**Consigne**
Répondez d'après le texte sur la taxation des géants du numérique :
1. À quelle date la France a-t-elle adopté définitivement sa taxe sur les géants du numérique ?
2. Quel est le montant de l'amende infligée à Google par l'Union européenne ?
3. Combien d'utilisateurs ont vu leurs données personnelles exploitées dans l'affaire Cambridge Analytica ?
*** Texte à lire ***
L’Afrique est encore pour eux un « no man’s land ».

En France, la taxe sur les géants du numérique a été adoptée définitivement le 11 juillet 2019, alors qu’un consensus européen ou international n’a toujours pas été trouvé.
Plus que le symbole politique, l’enjeu financier de cette nouvelle imposition est important. Le fisc Français va engranger autour de 500 millions d’euros de recettes annuelles.

Le branle-bas des régulateurs du numérique et parlement en Europe sur ce sujet commence d’ailleurs à donner du succès. Il a permis par exemple à l’Union Européenne d’infliger à Google une amende salée de 4,3 milliards d’euros ! Le géant de la Silicon Valley est accusé d’abus de position dominante.
Grâce à l’entregent du régulateur britannique, Facebook risque de payer une sanction de 500 000 livres sterling (562 000 euros, le maximum prévu par la loi) dans l’affaire Cambridge Analytica. Il lui est reproché notamment de n’avoir pas su empêcher la société anglaise spécialisée dans la communication politique d’exploiter abusivement les données personnelles de 87 millions d’utilisateurs dans le cadre de la dernière campagne électorale de Donald Trump.

Lire aussi l’article : GAFA : le Sénégal face à l’équation de la taxation des géants du Net

Google Facebook et autres multinationales de la tech américaine s’acquitteront-t-ils sans coup férir de ces taxes et sanctions financières?
Ainsi, on le voit l’enjeu financier et économique est énorme. Tout comme l’enjeu diplomatique et politique.

Biarritz est loin d’être une partie de plaisir !
*** Extrait des données ***
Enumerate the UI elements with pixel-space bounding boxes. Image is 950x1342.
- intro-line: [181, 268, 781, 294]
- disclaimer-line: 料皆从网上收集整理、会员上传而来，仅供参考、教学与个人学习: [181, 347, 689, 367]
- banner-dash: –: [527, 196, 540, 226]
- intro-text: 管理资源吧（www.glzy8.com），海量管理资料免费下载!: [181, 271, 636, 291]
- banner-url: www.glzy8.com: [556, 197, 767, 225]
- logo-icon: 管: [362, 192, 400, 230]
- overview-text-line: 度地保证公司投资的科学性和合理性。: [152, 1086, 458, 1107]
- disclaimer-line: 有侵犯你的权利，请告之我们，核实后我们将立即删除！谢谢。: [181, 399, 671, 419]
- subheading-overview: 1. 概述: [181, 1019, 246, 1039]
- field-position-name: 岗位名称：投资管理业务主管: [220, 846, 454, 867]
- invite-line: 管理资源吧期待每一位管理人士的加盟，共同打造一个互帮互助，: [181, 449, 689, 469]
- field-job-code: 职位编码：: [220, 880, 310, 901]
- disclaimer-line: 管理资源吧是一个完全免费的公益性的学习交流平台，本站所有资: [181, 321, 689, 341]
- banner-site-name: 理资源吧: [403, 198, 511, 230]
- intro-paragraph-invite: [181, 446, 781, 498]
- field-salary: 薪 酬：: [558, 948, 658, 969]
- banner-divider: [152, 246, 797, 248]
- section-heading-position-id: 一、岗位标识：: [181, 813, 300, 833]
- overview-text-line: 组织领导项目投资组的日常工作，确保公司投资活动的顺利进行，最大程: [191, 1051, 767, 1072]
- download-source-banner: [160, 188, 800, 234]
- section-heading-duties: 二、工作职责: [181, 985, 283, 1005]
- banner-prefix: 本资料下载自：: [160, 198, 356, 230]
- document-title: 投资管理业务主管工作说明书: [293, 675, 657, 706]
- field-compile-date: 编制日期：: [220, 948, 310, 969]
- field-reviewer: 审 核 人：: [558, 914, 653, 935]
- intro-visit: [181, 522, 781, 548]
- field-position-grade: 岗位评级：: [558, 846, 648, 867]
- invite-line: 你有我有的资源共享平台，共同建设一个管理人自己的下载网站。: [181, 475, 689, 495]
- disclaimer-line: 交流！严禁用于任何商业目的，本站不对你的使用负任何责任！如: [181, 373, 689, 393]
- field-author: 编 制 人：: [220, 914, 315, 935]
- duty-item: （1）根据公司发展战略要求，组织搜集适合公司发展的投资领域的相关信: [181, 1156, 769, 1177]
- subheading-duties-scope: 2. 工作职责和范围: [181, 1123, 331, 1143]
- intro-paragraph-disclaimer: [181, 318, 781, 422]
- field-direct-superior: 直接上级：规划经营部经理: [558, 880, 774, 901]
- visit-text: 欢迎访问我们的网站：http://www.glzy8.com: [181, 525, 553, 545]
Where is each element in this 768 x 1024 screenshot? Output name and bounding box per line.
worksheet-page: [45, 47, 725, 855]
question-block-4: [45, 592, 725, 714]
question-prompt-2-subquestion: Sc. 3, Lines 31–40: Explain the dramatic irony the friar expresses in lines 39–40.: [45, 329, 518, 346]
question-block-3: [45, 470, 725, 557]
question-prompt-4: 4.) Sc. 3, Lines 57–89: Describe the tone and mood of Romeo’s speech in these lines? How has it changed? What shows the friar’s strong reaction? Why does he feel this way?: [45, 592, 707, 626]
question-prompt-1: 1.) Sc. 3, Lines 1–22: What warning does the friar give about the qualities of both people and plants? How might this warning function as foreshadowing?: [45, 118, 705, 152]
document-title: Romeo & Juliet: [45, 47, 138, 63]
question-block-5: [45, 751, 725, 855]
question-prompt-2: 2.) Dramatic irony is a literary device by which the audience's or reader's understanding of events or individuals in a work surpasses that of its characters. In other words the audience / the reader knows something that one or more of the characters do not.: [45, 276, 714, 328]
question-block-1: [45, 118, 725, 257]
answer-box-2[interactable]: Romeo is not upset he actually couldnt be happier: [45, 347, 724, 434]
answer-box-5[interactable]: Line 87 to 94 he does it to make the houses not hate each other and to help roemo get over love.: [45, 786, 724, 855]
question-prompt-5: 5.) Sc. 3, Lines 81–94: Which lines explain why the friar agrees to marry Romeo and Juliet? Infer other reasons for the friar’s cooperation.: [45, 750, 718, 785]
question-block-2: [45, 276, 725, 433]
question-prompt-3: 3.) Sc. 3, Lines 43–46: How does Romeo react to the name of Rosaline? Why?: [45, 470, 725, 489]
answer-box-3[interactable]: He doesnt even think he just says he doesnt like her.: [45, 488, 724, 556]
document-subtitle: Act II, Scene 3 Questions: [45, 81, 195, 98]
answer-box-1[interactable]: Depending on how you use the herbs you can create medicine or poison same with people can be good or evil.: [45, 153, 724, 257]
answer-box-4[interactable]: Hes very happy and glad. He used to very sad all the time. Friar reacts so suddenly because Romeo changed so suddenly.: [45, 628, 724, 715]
***
**Réponse**
1. Le 11 juillet 2019.
2. 4,3 milliards d'euros.
3. 87 millions d'utilisateurs.